__Exercise description__
How many of the lines below hold the word "Thank"? Answer only with the number.

==== Raw data ====

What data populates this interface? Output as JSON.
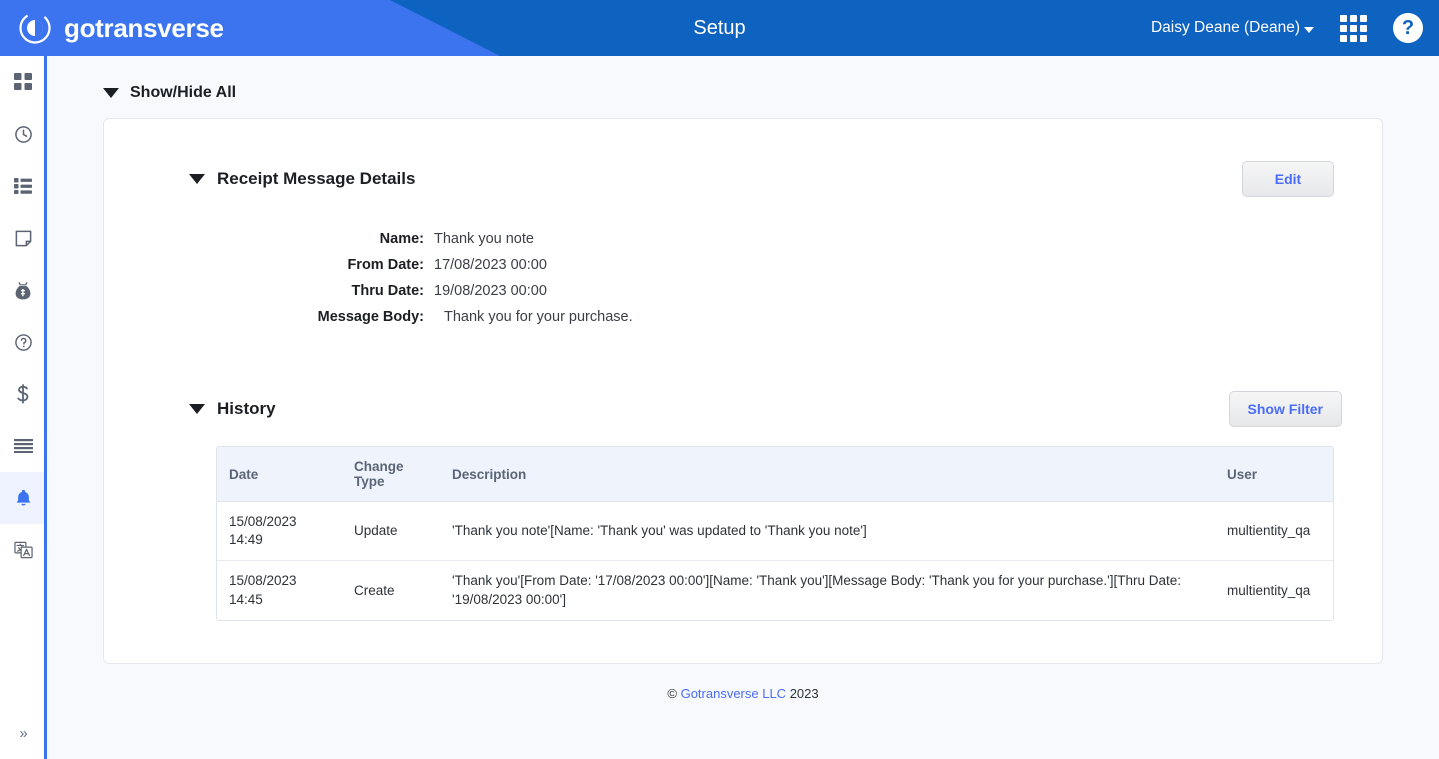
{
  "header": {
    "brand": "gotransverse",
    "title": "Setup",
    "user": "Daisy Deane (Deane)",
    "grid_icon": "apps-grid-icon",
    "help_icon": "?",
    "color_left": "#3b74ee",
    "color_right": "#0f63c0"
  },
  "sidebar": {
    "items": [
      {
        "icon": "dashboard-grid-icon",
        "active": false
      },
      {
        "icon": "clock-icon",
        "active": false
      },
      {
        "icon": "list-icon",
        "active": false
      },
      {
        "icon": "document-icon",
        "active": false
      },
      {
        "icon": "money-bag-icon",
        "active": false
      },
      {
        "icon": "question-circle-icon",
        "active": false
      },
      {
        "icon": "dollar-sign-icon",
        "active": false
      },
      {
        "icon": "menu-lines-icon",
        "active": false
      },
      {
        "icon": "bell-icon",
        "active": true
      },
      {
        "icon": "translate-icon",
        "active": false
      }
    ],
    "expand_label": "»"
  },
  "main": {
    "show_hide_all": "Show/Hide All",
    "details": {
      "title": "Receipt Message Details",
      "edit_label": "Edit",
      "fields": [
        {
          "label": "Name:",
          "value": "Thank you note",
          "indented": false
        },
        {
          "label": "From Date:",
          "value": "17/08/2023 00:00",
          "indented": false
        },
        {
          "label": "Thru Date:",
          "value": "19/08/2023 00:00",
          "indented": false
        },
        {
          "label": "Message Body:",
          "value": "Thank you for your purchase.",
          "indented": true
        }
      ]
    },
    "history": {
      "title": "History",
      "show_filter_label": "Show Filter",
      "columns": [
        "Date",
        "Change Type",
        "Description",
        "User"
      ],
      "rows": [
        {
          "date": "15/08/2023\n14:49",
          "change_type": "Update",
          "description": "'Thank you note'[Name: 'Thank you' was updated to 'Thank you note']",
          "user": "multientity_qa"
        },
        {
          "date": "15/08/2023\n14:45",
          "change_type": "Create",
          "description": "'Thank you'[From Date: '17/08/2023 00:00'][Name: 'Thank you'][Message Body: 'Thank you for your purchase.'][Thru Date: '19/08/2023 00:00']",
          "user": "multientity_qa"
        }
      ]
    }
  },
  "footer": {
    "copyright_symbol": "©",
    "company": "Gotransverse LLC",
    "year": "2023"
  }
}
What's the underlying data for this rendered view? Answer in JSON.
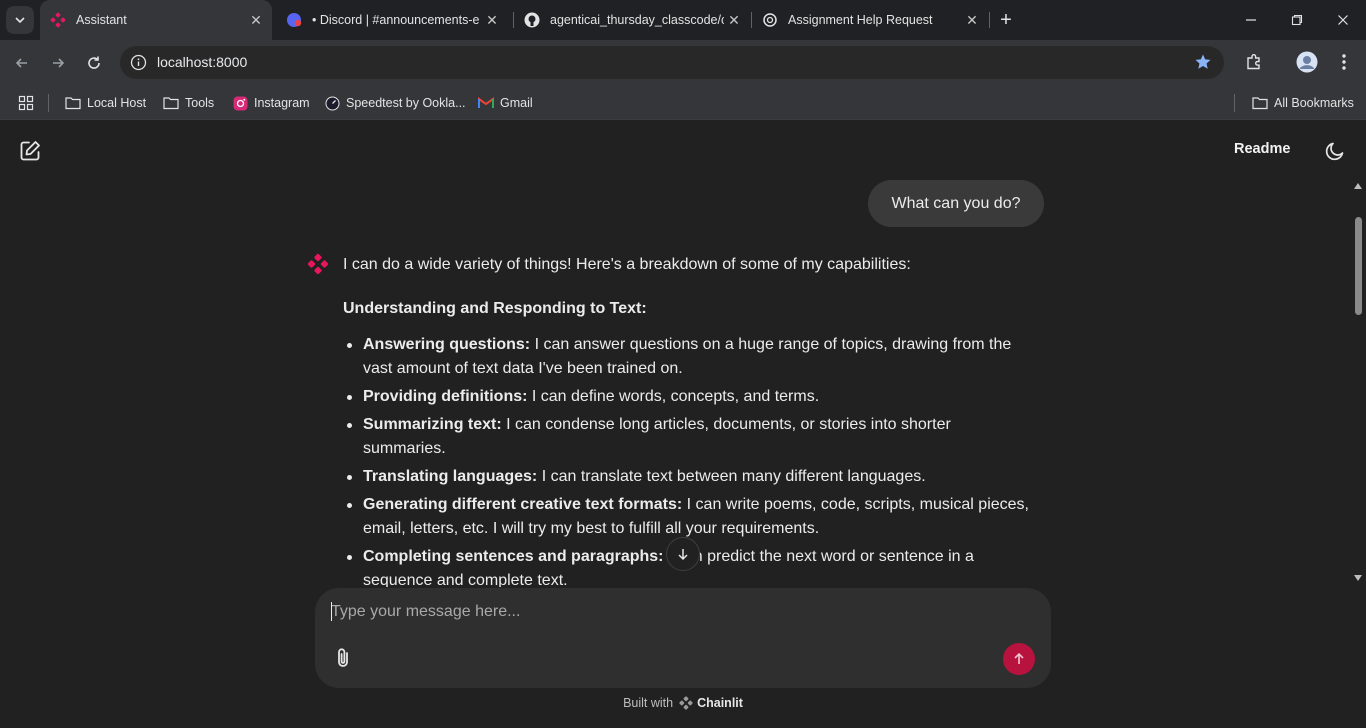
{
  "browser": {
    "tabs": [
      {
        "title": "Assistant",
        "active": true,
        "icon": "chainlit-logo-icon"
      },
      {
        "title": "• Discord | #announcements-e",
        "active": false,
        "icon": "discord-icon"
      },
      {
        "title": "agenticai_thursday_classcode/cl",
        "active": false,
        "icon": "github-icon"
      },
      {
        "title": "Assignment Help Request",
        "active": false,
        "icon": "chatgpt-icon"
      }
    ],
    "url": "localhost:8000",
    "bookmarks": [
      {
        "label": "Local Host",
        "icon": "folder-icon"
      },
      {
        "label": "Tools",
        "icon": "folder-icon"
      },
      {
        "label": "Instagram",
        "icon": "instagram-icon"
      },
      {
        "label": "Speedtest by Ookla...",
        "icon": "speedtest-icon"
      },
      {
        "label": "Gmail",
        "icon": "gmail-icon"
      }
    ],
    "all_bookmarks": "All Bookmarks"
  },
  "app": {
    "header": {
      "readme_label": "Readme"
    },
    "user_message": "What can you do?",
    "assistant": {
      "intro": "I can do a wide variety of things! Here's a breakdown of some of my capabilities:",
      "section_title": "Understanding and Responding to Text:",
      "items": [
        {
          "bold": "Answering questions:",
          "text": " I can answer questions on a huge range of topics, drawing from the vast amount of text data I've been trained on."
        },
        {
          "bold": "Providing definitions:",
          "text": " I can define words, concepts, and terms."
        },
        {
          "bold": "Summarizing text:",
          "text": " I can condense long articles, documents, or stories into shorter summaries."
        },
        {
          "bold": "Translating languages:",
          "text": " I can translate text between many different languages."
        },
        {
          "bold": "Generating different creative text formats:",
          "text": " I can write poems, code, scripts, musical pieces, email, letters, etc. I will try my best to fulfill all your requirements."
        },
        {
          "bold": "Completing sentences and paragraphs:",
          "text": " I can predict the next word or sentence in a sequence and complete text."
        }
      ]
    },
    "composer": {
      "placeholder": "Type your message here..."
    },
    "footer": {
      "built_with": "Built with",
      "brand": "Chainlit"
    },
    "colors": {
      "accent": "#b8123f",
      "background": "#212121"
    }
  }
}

====

__Response below__
4